DOCUMENT EXTRACT:
5. The physician must perform the procedure only on a patient who has been examined and found to be within the eligibility criteria established for advanced D & E procedures in the LACF setting.

6. The procedure must be performed in an LACF providing adequate staff support and resources for the operative procedure as well as interim follow-up and post-operative care, and where a physician is available and readily accessible 24 hours/day to respond to any postoperative problem.

7. The physician must cooperate with the Medical Director to maintain contemporaneous and cumulative statistical records demonstrating the utilization and safety record of each stage of the procedure and of each surgeon. These records must be available for inspection by the Board and copies must be submitted to the Board semi-annually. These records must include the following information and the data must be maintained in monthly records. However, individual patients comprising the lists must be identified only by date and by initials and/or case number:

i. Number of patients who received termination procedures;

ii. Number of patients who received laminaria or osmotic cervical dilators who failed to return for completion of the procedure;

iii. Number of patients who reported for postoperative visits;

iv. Number of patients who needed repeat procedures;

v. Number of patients who received transfusions;

vi. Number of patients suspected of perforation;

vii. Number of patients who developed pelvic inflammatory disease within two weeks;

viii. Number of patients who were admitted to a hospital within two weeks of the procedure;

ix. Number of patients who died within 30 days.

WORK ORDER: From the D & E procedure rules above, copy word for word everything from "iv. Number of" down to "within 30 days.".

DATA:
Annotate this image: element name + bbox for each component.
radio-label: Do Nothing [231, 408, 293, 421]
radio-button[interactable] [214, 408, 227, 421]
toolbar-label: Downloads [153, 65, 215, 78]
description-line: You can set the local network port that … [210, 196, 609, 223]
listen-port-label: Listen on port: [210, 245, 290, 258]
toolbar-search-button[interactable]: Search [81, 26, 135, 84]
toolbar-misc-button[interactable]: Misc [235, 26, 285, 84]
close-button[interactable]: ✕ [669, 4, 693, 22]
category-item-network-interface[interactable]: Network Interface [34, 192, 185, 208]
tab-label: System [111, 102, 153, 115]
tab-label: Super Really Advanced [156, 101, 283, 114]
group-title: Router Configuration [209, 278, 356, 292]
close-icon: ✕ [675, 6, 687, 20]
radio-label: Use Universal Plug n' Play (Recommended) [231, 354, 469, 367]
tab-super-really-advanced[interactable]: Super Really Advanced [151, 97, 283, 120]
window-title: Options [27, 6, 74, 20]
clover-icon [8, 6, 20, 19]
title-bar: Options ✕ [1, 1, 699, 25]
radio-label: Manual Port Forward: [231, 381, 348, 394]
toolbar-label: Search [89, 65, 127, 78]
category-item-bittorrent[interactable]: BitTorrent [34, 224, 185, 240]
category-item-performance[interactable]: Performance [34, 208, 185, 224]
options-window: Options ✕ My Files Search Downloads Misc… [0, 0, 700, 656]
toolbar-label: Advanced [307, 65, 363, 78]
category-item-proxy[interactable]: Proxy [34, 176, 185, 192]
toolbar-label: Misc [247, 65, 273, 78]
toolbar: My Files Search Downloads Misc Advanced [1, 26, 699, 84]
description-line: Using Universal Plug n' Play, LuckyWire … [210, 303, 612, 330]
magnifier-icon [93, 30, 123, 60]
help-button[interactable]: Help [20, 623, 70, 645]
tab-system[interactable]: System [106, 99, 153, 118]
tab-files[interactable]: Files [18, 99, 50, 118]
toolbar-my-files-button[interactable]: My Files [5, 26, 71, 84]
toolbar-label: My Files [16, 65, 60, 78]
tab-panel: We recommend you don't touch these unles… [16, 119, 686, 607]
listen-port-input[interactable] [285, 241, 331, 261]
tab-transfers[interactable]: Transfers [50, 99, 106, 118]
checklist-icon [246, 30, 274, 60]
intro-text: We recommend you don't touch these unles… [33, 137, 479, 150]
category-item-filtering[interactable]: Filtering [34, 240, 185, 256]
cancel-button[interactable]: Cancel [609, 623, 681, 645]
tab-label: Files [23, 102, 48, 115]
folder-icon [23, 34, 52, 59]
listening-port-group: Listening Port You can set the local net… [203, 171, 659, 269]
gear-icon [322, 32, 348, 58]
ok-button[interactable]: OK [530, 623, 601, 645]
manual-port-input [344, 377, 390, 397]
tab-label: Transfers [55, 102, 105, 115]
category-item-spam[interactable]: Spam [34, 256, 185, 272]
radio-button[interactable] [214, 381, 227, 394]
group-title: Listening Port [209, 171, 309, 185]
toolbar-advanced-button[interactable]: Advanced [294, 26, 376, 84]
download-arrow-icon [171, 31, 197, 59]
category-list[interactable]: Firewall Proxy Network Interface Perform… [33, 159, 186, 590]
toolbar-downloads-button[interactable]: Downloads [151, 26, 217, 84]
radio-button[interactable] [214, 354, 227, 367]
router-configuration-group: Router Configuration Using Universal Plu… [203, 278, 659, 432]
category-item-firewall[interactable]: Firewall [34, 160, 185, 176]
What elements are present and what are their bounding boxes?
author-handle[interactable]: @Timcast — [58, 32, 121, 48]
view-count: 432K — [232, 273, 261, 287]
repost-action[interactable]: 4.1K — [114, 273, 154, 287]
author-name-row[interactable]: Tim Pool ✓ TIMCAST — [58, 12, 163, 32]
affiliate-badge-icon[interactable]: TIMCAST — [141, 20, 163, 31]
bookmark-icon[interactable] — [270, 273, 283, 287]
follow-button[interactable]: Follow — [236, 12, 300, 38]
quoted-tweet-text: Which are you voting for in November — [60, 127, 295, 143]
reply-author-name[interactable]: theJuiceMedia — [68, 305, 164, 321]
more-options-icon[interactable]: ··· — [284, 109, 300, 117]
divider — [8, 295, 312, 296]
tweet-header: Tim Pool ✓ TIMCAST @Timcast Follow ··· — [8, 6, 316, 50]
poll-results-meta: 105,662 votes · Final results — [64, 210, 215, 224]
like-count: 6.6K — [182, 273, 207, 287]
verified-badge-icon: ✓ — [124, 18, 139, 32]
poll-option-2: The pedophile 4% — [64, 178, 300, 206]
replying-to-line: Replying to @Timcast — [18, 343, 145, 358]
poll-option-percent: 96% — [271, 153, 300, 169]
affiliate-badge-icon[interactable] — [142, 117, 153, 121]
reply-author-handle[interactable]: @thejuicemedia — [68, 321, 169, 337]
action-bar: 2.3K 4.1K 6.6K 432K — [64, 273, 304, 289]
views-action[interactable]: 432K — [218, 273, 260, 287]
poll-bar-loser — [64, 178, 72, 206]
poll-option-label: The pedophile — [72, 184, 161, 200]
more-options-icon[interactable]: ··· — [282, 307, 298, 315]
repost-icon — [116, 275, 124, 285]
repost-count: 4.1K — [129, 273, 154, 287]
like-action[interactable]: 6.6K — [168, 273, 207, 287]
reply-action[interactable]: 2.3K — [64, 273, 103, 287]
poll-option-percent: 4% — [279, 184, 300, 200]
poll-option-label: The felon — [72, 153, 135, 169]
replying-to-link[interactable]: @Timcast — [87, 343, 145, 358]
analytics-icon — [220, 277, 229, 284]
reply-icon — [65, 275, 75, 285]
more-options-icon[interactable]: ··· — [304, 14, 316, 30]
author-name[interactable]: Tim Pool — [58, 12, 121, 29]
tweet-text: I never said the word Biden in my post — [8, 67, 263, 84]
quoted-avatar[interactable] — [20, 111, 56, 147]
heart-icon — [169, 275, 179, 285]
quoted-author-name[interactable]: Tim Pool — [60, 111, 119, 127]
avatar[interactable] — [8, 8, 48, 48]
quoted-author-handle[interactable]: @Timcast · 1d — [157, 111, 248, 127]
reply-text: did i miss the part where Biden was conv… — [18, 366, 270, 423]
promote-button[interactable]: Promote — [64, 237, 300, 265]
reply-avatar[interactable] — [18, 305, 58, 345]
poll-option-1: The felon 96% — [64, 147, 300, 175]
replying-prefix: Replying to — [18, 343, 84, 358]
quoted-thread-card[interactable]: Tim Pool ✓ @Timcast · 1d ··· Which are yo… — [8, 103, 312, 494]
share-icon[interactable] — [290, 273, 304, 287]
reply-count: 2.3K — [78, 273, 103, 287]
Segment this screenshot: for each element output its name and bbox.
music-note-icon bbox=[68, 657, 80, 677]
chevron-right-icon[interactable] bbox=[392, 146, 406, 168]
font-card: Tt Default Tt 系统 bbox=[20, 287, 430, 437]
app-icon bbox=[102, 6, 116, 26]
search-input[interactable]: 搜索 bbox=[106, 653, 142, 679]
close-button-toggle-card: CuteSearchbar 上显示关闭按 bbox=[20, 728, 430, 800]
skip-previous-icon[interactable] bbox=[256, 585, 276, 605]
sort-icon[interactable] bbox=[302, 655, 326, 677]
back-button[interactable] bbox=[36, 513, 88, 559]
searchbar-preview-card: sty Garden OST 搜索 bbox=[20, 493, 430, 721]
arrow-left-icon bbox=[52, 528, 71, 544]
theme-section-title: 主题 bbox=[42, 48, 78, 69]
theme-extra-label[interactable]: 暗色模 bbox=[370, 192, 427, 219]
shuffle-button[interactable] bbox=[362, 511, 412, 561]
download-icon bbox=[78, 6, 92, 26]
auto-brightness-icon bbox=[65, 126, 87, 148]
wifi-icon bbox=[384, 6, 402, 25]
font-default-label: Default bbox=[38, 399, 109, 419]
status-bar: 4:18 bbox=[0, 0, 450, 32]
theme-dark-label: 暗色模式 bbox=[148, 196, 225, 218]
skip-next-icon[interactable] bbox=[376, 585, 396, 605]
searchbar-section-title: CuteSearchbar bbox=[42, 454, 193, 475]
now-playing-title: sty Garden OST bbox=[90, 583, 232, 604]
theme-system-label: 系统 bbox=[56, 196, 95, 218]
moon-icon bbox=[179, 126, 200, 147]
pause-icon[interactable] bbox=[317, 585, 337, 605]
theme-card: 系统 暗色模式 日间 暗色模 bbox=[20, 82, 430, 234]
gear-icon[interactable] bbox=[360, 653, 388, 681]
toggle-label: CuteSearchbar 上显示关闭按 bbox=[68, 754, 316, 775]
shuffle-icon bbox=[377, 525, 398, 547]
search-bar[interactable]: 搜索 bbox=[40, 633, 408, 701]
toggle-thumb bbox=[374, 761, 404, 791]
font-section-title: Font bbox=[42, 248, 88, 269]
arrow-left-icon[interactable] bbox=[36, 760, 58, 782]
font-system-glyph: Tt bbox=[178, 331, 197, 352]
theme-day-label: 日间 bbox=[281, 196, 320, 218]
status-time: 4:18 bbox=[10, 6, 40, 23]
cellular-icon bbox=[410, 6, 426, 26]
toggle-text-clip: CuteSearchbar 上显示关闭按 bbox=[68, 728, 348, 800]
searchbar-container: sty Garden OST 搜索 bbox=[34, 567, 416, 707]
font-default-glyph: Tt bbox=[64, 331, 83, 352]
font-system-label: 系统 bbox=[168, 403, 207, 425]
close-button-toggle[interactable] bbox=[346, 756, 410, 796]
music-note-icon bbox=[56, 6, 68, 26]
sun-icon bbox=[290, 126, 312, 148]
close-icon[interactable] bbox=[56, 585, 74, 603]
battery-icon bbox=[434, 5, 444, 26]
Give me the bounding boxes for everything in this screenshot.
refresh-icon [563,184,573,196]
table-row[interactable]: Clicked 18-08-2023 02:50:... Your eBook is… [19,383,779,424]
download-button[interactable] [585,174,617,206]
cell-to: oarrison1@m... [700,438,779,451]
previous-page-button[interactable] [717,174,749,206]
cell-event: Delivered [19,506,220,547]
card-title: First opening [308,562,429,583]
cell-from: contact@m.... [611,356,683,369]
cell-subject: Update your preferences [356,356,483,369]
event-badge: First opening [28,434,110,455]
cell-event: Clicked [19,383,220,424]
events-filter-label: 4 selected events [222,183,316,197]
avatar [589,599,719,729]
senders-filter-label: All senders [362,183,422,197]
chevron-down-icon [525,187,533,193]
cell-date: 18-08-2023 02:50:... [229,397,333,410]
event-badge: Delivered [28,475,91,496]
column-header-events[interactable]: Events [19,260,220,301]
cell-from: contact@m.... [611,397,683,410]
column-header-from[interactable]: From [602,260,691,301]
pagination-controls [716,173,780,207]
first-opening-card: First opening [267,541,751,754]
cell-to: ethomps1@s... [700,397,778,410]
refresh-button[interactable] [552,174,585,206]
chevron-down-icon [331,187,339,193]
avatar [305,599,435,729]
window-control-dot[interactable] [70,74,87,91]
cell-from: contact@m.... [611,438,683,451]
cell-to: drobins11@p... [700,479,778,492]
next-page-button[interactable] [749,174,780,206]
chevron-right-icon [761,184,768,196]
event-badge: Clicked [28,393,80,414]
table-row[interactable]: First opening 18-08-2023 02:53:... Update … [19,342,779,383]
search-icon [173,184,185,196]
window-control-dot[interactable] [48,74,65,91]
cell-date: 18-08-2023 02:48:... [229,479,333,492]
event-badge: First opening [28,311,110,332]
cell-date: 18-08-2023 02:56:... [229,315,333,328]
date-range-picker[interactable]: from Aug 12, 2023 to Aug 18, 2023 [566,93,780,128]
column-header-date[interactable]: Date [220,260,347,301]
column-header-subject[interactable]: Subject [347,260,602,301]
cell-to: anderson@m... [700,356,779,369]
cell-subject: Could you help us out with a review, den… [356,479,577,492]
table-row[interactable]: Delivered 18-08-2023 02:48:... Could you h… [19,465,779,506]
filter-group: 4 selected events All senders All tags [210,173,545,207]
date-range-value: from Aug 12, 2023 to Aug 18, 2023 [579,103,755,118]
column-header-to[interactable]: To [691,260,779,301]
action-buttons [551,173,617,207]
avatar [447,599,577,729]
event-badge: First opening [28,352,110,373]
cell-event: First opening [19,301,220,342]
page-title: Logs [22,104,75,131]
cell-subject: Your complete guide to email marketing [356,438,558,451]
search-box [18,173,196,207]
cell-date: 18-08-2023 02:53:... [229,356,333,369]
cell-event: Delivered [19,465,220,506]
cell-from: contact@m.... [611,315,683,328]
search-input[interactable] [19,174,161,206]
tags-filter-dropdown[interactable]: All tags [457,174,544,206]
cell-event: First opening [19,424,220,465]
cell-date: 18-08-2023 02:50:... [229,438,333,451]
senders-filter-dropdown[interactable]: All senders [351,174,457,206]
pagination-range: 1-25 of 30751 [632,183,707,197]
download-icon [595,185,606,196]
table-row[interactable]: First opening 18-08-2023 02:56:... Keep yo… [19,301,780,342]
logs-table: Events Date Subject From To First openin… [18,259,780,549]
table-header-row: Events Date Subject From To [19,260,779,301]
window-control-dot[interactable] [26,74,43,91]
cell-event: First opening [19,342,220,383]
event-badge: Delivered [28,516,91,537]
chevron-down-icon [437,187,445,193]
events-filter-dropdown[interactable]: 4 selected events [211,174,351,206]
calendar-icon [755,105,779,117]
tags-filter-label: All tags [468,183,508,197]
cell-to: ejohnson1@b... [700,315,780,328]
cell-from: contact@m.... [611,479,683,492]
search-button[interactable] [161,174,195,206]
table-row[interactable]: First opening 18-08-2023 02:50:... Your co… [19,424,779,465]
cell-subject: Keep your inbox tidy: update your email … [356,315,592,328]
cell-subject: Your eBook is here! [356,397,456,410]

RESULT OF THE TASK:
iv. Number of patients who needed repeat procedures;

v. Number of patients who received transfusions;

vi. Number of patients suspected of perforation;

vii. Number of patients who developed pelvic inflammatory disease within two weeks;

viii. Number of patients who were admitted to a hospital within two weeks of the procedure;

ix. Number of patients who died within 30 days.